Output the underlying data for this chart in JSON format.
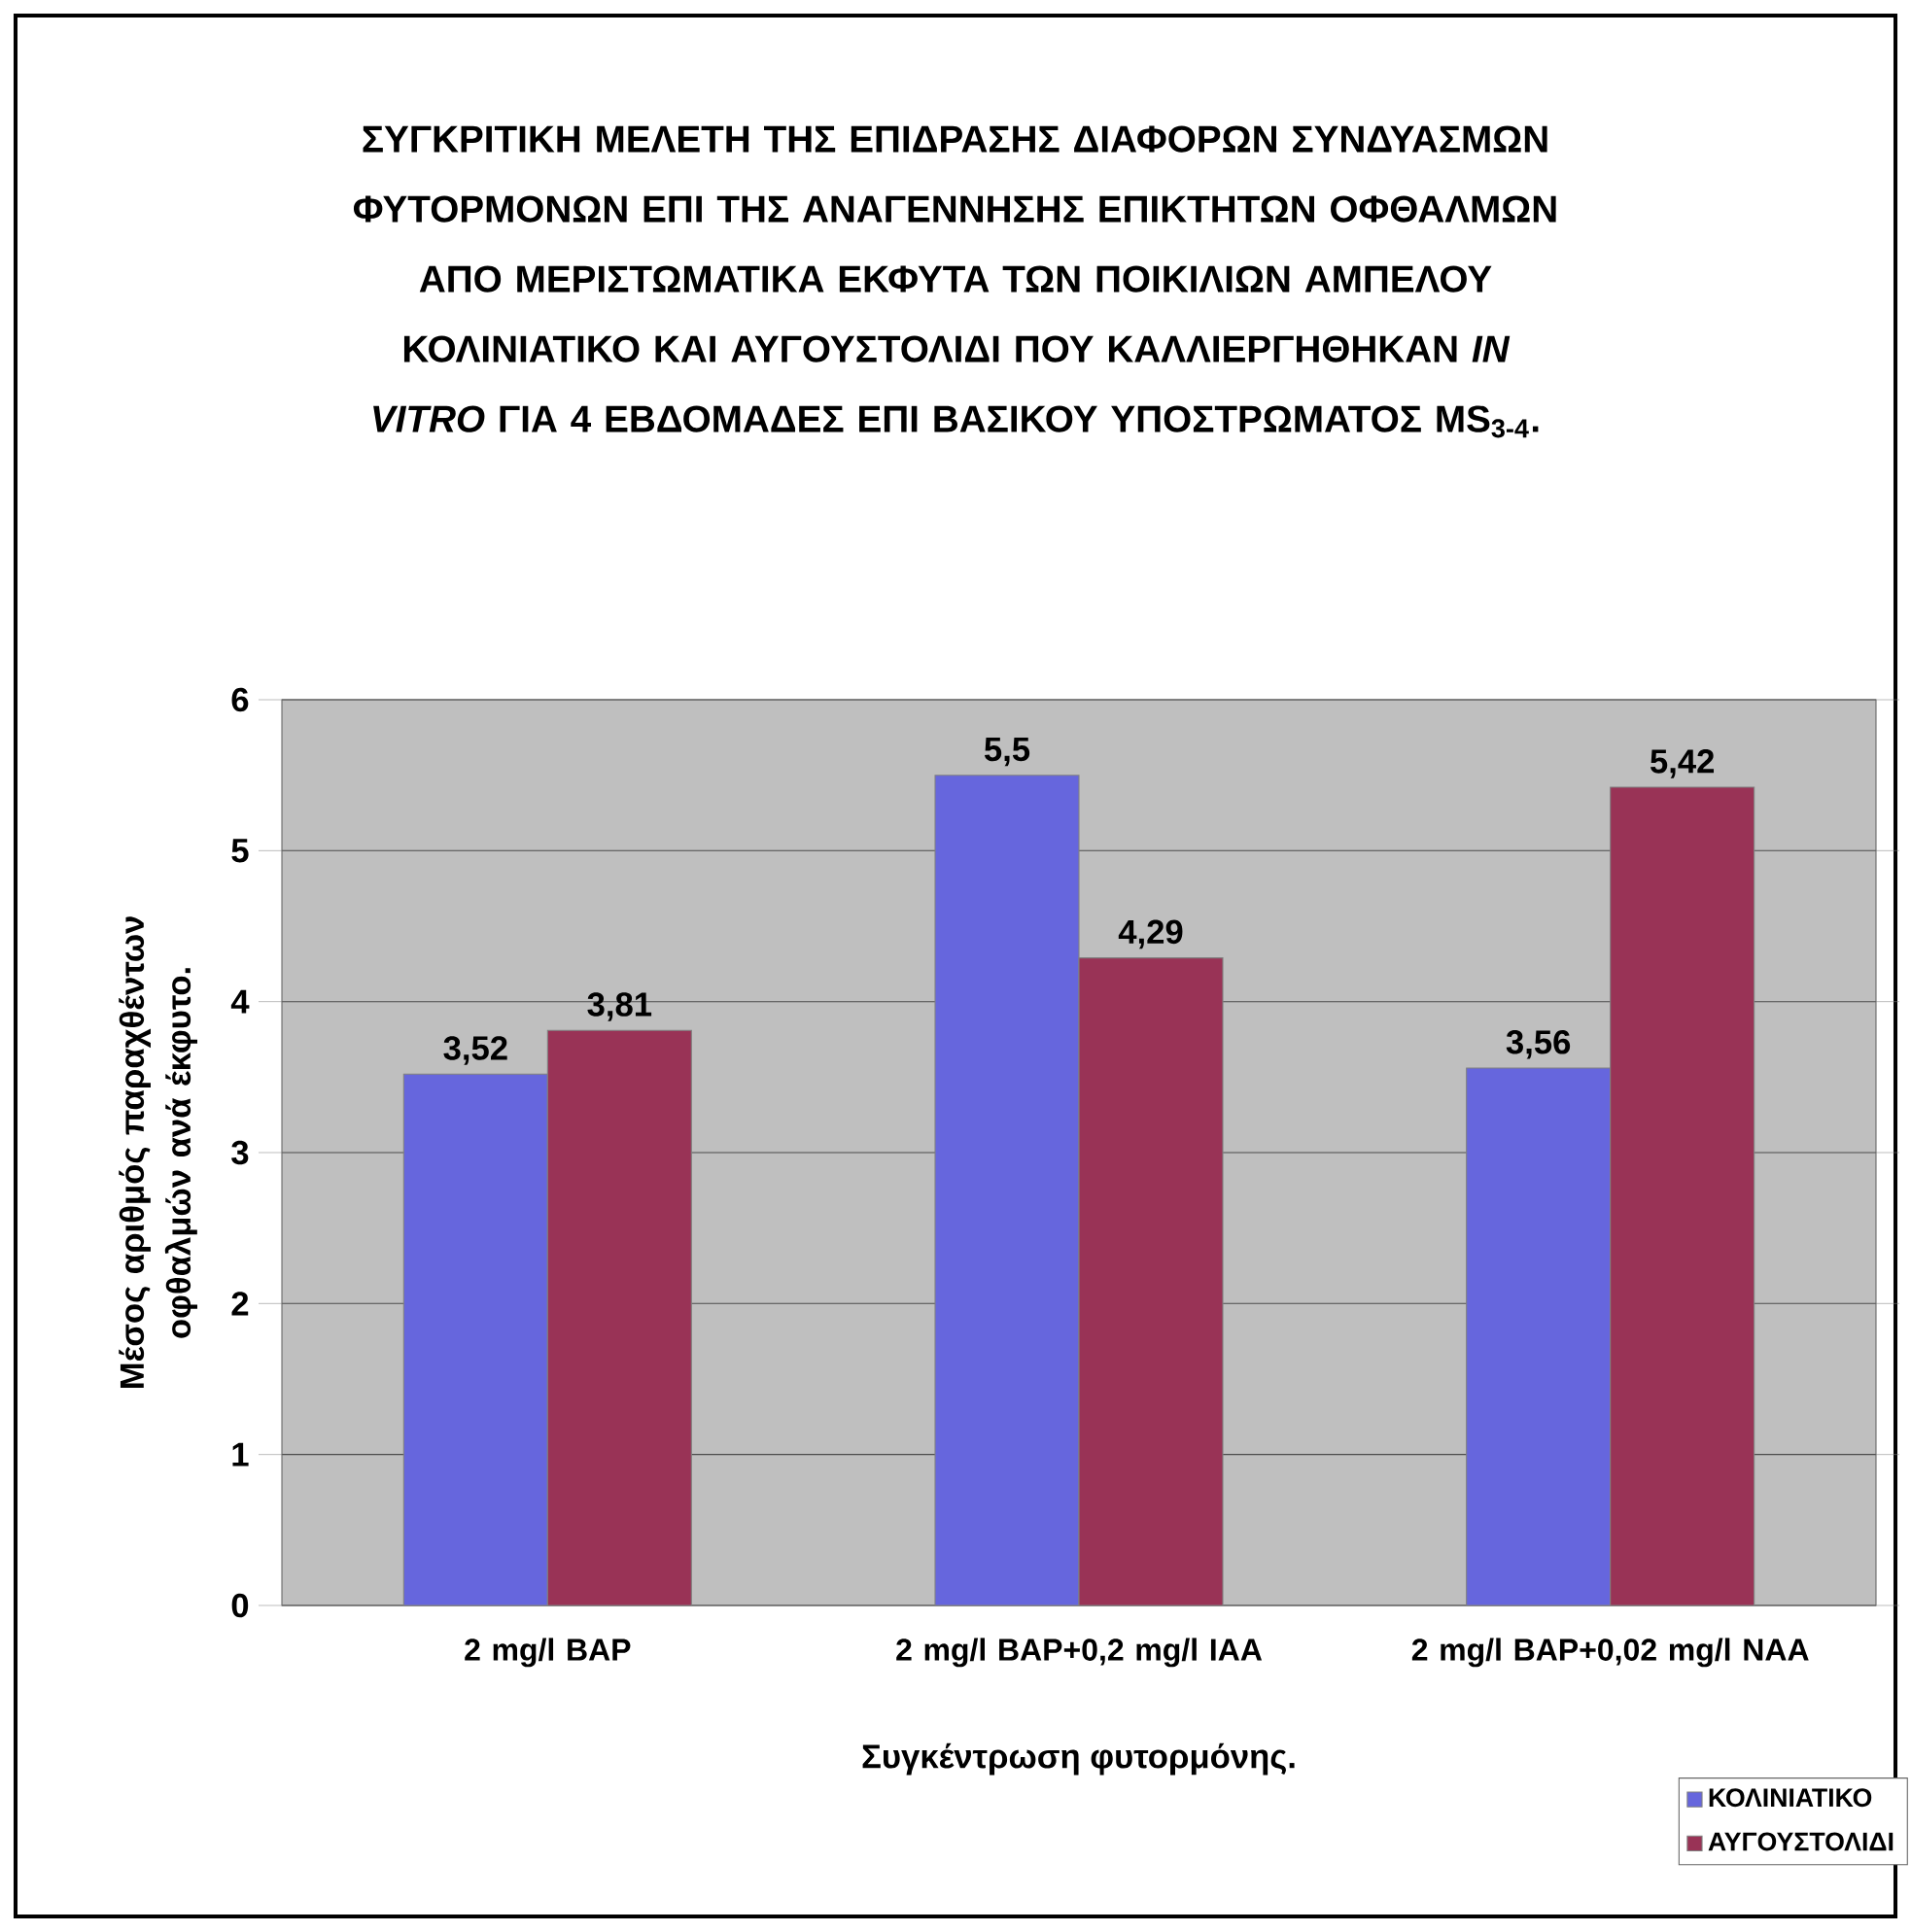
{
  "chart_data": {
    "type": "bar",
    "title": "ΣΥΓΚΡΙΤΙΚΗ ΜΕΛΕΤΗ ΤΗΣ ΕΠΙΔΡΑΣΗΣ ΔΙΑΦΟΡΩΝ ΣΥΝΔΥΑΣΜΩΝ ΦΥΤΟΡΜΟΝΩΝ ΕΠΙ ΤΗΣ ΑΝΑΓΕΝΝΗΣΗΣ ΕΠΙΚΤΗΤΩΝ ΟΦΘΑΛΜΩΝ ΑΠΟ ΜΕΡΙΣΤΩΜΑΤΙΚΑ ΕΚΦΥΤΑ ΤΩΝ ΠΟΙΚΙΛΙΩΝ ΑΜΠΕΛΟΥ ΚΟΛΙΝΙΑΤΙΚΟ ΚΑΙ ΑΥΓΟΥΣΤΟΛΙΔΙ ΠΟΥ ΚΑΛΛΙΕΡΓΗΘΗΚΑΝ *IN VITRO* ΓΙΑ 4 ΕΒΔΟΜΑΔΕΣ ΕΠΙ ΒΑΣΙΚΟΥ ΥΠΟΣΤΡΩΜΑΤΟΣ MS$_{3-4}$.",
    "xlabel": "Συγκέντρωση φυτορμόνης.",
    "ylabel": "Μέσος αριθμός παραχθέντων οφθαλμών ανά έκφυτο.",
    "categories": [
      "2 mg/l BAP",
      "2 mg/l BAP+0,2 mg/l IAA",
      "2 mg/l BAP+0,02 mg/l NAA"
    ],
    "series": [
      {
        "name": "ΚΟΛΙΝΙΑΤΙΚΟ",
        "color": "#6666dd",
        "values": [
          3.52,
          5.5,
          3.56
        ],
        "value_labels": [
          "3,52",
          "5,5",
          "3,56"
        ]
      },
      {
        "name": "ΑΥΓΟΥΣΤΟΛΙΔΙ",
        "color": "#993356",
        "values": [
          3.81,
          4.29,
          5.42
        ],
        "value_labels": [
          "3,81",
          "4,29",
          "5,42"
        ]
      }
    ],
    "ylim": [
      0,
      6
    ],
    "yticks": [
      0,
      1,
      2,
      3,
      4,
      5,
      6
    ],
    "grid": "y",
    "legend": "bottom right"
  }
}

****************

◆ **The exercise**
Identify every line where the string "ΚΟΛΙΝΙΑΤΙΚΟ" appears.

◆ **Answer to this problem**
    "title": "ΣΥΓΚΡΙΤΙΚΗ ΜΕΛΕΤΗ ΤΗΣ ΕΠΙΔΡΑΣΗΣ ΔΙΑΦΟΡΩΝ ΣΥΝΔΥΑΣΜΩΝ ΦΥΤΟΡΜΟΝΩΝ ΕΠΙ ΤΗΣ ΑΝΑΓΕΝΝΗΣΗΣ ΕΠΙΚΤΗΤΩΝ ΟΦΘΑΛΜΩΝ ΑΠΟ ΜΕΡΙΣΤΩΜΑΤΙΚΑ ΕΚΦΥΤΑ ΤΩΝ ΠΟΙΚΙΛΙΩΝ ΑΜΠΕΛΟΥ ΚΟΛΙΝΙΑΤΙΚΟ ΚΑΙ ΑΥΓΟΥΣΤΟΛΙΔΙ ΠΟΥ ΚΑΛΛΙΕΡΓΗΘΗΚΑΝ *IN VITRO* ΓΙΑ 4 ΕΒΔΟΜΑΔΕΣ ΕΠΙ ΒΑΣΙΚΟΥ ΥΠΟΣΤΡΩΜΑΤΟΣ MS$_{3-4}$.",
        "name": "ΚΟΛΙΝΙΑΤΙΚΟ",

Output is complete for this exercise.